### [RECORDS TO USE]
:::

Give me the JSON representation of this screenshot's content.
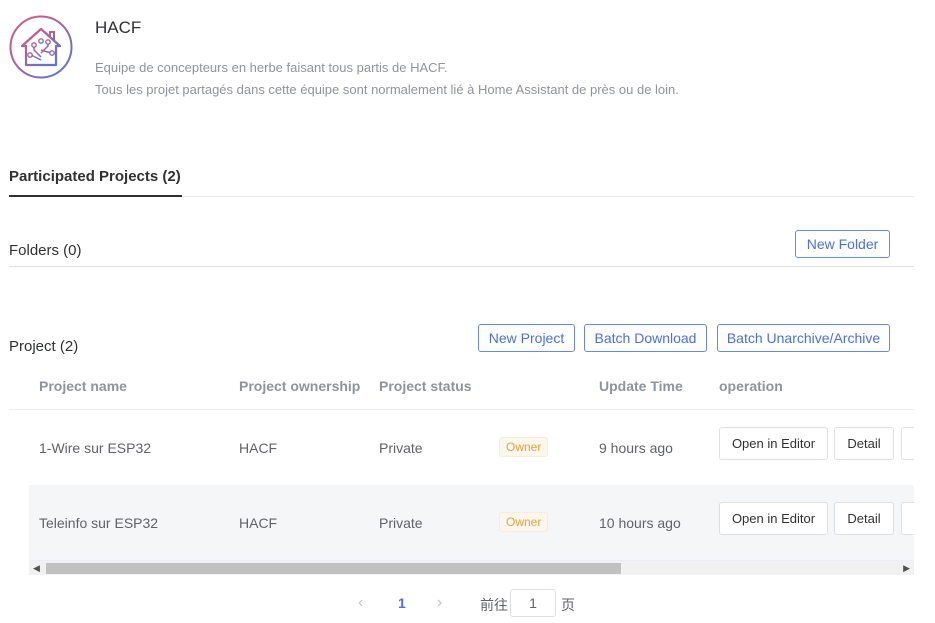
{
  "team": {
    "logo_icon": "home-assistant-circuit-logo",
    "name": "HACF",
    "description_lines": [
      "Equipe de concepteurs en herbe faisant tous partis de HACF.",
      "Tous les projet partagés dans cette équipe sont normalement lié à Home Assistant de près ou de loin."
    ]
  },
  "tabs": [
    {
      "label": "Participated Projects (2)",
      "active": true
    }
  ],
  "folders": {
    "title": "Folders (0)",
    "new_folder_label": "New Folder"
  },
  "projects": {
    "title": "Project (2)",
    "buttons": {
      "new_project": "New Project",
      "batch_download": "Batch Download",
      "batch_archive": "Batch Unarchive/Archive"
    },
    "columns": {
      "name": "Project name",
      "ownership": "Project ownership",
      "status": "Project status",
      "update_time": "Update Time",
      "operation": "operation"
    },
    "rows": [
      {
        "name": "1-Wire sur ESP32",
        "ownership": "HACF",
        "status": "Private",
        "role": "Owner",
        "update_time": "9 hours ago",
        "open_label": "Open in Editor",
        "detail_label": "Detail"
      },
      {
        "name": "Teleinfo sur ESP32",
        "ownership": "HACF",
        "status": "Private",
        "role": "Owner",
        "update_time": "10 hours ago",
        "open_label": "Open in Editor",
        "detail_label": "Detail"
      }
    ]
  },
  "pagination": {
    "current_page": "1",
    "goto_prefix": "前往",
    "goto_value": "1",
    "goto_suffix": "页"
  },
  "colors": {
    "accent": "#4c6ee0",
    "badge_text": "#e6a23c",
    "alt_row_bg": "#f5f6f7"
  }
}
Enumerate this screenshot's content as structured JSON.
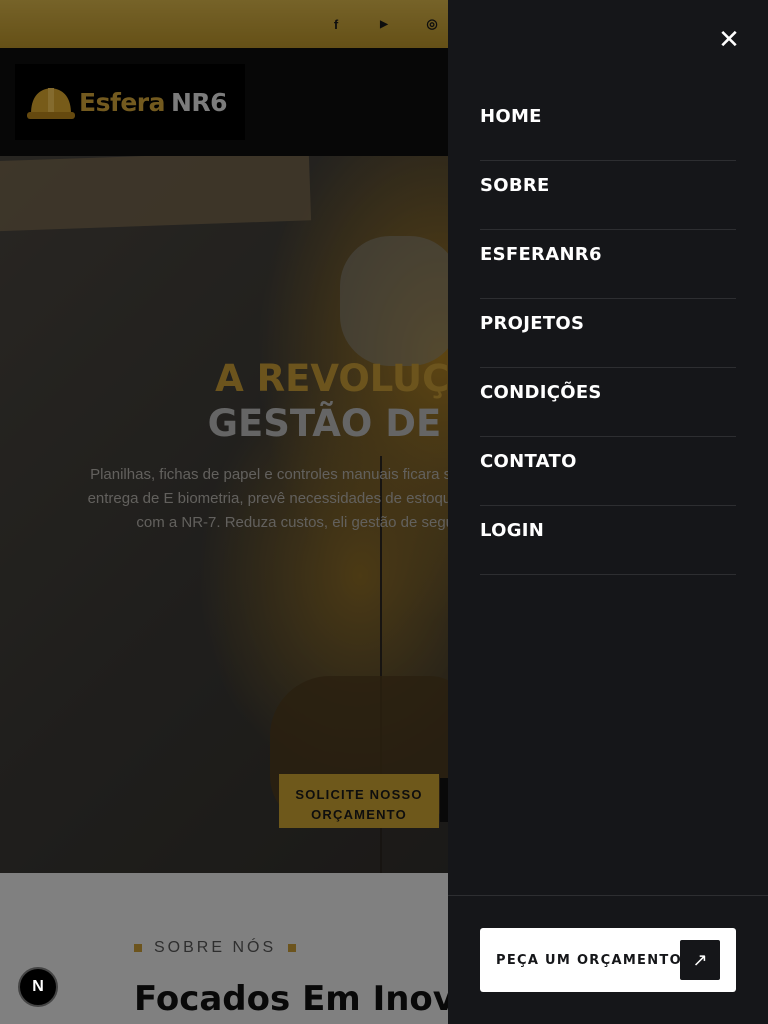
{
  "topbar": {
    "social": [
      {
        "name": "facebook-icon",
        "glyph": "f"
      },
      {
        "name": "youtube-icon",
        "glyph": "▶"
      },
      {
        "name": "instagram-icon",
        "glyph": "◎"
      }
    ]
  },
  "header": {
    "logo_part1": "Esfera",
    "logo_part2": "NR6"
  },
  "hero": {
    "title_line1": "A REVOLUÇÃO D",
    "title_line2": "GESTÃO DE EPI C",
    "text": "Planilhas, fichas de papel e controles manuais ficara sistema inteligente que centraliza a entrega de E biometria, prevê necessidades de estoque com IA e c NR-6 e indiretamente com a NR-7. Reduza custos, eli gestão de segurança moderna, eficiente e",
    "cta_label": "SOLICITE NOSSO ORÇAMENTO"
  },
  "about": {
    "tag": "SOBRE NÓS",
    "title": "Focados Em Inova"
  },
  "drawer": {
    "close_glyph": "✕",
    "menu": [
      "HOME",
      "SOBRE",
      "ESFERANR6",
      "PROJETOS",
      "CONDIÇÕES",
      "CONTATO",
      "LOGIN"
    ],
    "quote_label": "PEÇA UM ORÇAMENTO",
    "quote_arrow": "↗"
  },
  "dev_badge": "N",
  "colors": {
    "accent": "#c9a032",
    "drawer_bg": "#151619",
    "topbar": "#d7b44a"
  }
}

:::

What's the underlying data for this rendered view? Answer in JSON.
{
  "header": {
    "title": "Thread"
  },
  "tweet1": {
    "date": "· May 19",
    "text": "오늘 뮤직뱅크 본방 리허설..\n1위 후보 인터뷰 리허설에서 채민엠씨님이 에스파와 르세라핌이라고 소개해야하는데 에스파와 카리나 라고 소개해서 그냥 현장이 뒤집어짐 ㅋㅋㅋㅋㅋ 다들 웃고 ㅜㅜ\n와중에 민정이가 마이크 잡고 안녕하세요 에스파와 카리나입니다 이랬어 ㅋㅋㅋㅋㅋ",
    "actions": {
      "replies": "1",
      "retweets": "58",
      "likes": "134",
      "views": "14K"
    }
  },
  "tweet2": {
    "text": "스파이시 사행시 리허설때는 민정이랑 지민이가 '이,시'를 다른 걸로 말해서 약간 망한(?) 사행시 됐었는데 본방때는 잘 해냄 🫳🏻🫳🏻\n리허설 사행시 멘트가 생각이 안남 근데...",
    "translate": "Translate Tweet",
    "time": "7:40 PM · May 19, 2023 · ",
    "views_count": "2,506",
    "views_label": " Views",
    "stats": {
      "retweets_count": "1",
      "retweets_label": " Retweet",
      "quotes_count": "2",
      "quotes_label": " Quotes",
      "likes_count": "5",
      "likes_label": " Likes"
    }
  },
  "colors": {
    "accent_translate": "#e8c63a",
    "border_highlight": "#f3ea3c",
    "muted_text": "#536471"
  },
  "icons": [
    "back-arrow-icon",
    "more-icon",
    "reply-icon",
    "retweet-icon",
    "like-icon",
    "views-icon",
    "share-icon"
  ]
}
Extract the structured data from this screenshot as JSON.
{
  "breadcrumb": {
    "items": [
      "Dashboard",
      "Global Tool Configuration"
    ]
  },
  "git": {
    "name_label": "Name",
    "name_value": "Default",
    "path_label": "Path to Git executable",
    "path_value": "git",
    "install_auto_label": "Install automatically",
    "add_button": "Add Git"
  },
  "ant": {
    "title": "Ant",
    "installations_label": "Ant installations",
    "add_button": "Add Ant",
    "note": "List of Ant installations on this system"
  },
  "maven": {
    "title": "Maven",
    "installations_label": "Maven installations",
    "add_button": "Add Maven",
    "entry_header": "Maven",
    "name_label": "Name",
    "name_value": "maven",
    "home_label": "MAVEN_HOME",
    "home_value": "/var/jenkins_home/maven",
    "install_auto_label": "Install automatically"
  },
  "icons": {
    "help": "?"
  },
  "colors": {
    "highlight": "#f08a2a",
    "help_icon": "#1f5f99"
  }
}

:::

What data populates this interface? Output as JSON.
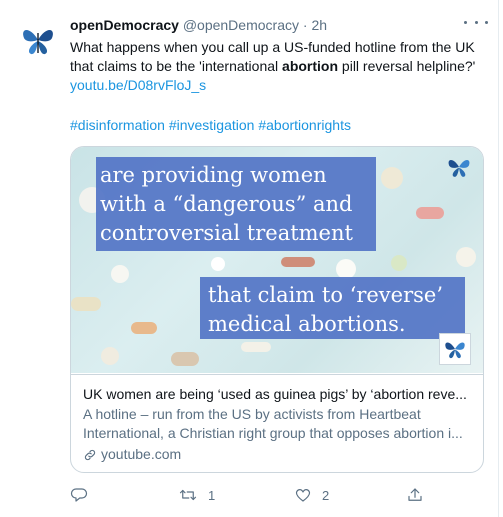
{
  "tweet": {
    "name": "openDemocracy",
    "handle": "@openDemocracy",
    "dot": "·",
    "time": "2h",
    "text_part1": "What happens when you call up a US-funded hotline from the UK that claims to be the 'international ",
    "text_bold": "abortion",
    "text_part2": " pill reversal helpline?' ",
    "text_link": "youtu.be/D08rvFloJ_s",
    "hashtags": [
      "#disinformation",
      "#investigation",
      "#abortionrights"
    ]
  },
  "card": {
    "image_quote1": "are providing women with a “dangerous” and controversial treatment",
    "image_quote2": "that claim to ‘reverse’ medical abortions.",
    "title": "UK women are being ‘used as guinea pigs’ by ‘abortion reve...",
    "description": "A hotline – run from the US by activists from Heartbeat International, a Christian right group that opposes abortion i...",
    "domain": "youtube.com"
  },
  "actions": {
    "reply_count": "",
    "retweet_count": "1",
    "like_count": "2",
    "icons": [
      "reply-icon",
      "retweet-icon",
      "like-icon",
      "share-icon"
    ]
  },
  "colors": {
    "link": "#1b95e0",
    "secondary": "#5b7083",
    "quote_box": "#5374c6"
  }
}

:::

### [OBJECTIVE]
Extract every line containing the string "What" from the material.

### [CORRECT RESPONSE]
What's the underlying data for this rendered view? Answer in JSON.
What data populates this interface? Output as JSON.
    "text_part1": "What happens when you call up a US-funded hotline from the UK that claims to be the 'international ",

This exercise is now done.